WRITTEN INSTRUCTION => Return a copy of each line that holds the string "English".

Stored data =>
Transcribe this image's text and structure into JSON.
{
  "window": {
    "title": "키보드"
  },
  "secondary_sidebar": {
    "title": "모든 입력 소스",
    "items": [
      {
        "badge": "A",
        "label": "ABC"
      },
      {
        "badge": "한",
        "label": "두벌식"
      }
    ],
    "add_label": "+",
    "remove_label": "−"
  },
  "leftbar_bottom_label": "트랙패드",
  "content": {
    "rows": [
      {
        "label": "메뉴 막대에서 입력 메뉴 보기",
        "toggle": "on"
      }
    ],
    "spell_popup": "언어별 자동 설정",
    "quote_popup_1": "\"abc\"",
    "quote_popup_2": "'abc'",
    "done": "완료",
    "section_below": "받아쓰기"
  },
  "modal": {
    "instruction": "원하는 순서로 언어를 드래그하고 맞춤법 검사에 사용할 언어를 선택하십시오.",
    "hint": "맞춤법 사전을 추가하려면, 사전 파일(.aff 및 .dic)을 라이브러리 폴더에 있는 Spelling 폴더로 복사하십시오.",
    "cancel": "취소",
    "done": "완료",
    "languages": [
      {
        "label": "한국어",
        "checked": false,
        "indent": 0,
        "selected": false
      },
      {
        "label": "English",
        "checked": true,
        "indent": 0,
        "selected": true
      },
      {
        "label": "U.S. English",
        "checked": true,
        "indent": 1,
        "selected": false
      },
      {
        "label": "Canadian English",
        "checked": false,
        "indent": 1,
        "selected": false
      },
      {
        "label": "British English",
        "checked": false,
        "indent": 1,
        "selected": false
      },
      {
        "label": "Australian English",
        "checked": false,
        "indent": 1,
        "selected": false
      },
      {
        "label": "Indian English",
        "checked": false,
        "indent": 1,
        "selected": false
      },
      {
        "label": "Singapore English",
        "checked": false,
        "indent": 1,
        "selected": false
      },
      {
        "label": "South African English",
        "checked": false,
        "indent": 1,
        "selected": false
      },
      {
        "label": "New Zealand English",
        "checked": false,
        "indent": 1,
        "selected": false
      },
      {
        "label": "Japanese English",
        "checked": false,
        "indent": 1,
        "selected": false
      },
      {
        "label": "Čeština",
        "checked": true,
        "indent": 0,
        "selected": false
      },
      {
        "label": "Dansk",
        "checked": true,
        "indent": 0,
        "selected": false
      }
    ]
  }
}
==
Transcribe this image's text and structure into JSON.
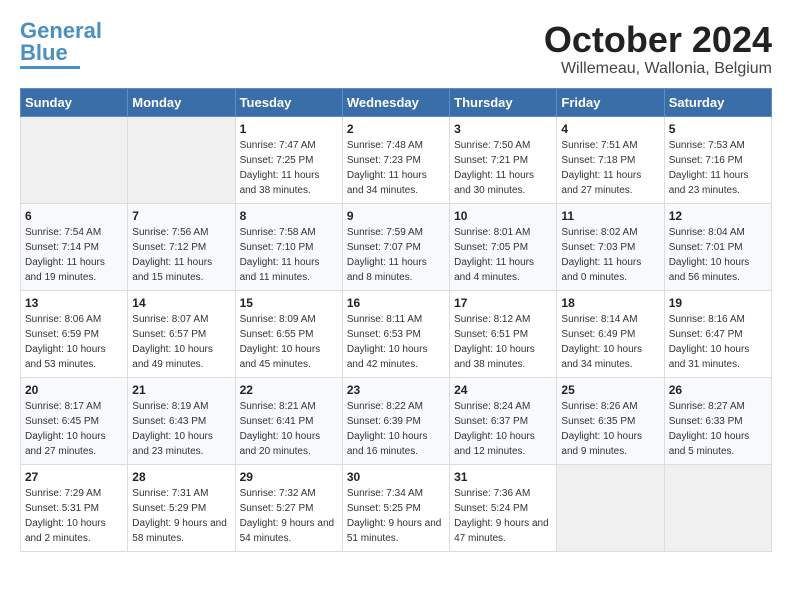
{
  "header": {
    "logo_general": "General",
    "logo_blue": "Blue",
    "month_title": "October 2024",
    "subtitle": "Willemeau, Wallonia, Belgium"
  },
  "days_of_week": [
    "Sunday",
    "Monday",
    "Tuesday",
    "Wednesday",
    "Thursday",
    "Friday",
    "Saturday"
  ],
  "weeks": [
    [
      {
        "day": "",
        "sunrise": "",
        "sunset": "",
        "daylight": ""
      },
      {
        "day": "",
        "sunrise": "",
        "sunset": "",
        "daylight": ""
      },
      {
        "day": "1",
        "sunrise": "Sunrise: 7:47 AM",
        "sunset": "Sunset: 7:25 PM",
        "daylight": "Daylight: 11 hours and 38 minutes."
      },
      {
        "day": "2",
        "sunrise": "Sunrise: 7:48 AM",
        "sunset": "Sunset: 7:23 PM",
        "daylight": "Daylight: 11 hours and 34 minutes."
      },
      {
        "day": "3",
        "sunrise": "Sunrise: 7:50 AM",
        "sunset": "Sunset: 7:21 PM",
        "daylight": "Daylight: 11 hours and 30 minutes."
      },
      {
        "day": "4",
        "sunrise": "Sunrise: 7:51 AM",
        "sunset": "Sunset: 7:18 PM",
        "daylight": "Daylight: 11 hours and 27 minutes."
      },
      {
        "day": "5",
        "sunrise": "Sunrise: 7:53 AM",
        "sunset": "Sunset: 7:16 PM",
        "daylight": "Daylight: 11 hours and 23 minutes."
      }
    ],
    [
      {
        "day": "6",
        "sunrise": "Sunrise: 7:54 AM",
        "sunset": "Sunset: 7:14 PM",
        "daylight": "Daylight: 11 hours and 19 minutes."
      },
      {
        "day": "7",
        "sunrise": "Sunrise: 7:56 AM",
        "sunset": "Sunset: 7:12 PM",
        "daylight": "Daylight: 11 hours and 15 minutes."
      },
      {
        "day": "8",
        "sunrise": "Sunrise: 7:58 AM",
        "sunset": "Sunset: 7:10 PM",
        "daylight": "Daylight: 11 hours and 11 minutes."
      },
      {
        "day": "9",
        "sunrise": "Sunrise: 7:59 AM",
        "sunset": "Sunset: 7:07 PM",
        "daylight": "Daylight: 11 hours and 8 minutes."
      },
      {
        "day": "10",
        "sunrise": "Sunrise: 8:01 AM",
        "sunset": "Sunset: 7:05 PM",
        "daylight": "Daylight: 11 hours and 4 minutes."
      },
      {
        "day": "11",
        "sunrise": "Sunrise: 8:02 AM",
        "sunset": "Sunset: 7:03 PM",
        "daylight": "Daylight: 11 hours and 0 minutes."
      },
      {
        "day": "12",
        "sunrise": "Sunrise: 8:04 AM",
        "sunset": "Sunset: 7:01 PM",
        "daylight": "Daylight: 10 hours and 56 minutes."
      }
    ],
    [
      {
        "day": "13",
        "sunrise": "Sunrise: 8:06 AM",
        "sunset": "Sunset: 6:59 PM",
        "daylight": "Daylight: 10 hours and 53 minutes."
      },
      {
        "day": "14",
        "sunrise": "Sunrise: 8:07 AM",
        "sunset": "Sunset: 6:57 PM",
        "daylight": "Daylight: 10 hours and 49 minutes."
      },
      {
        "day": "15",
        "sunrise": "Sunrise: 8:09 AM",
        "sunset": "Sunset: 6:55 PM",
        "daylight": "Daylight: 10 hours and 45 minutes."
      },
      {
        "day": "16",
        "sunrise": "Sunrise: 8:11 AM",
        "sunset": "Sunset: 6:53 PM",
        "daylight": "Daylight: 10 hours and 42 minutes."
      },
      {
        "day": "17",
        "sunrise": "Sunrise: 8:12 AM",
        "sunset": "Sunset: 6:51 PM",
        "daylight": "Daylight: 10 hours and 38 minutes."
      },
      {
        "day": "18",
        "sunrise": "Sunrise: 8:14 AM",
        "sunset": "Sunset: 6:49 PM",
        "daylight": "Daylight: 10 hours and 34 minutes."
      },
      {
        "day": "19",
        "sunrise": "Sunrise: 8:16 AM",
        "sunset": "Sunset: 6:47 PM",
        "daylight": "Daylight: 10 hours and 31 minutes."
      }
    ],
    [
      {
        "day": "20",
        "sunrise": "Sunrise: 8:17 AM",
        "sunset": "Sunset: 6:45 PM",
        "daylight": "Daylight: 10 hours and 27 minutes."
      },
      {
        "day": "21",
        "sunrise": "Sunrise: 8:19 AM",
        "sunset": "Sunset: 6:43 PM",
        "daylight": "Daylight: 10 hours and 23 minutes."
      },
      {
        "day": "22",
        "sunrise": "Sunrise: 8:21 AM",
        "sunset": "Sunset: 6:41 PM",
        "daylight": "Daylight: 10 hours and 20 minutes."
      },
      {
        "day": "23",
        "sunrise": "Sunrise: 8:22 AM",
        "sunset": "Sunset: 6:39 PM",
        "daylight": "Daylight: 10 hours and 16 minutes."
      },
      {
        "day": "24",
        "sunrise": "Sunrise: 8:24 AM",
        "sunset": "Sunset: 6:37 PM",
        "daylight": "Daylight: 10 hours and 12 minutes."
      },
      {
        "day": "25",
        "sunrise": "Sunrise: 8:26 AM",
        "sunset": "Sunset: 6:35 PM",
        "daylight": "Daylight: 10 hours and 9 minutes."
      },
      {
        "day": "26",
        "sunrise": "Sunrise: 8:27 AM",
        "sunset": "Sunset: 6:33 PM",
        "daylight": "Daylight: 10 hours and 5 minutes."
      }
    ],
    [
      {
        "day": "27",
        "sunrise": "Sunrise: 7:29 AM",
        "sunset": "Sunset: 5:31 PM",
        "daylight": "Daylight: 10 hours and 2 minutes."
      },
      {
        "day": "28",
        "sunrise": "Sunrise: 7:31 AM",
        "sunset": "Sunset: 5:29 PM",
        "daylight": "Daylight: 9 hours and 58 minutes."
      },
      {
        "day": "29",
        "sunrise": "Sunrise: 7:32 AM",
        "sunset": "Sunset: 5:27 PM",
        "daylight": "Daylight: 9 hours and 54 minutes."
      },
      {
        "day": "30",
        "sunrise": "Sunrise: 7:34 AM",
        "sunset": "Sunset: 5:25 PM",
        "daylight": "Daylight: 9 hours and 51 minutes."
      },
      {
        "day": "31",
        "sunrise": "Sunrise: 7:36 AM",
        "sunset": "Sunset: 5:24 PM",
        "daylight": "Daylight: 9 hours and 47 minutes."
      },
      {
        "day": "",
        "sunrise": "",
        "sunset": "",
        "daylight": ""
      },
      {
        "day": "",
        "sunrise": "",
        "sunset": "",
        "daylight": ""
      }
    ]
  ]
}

COMPLETE RESPONSE =>
        "label": "English",
        "label": "U.S. English",
        "label": "Canadian English",
        "label": "British English",
        "label": "Australian English",
        "label": "Indian English",
        "label": "Singapore English",
        "label": "South African English",
        "label": "New Zealand English",
        "label": "Japanese English",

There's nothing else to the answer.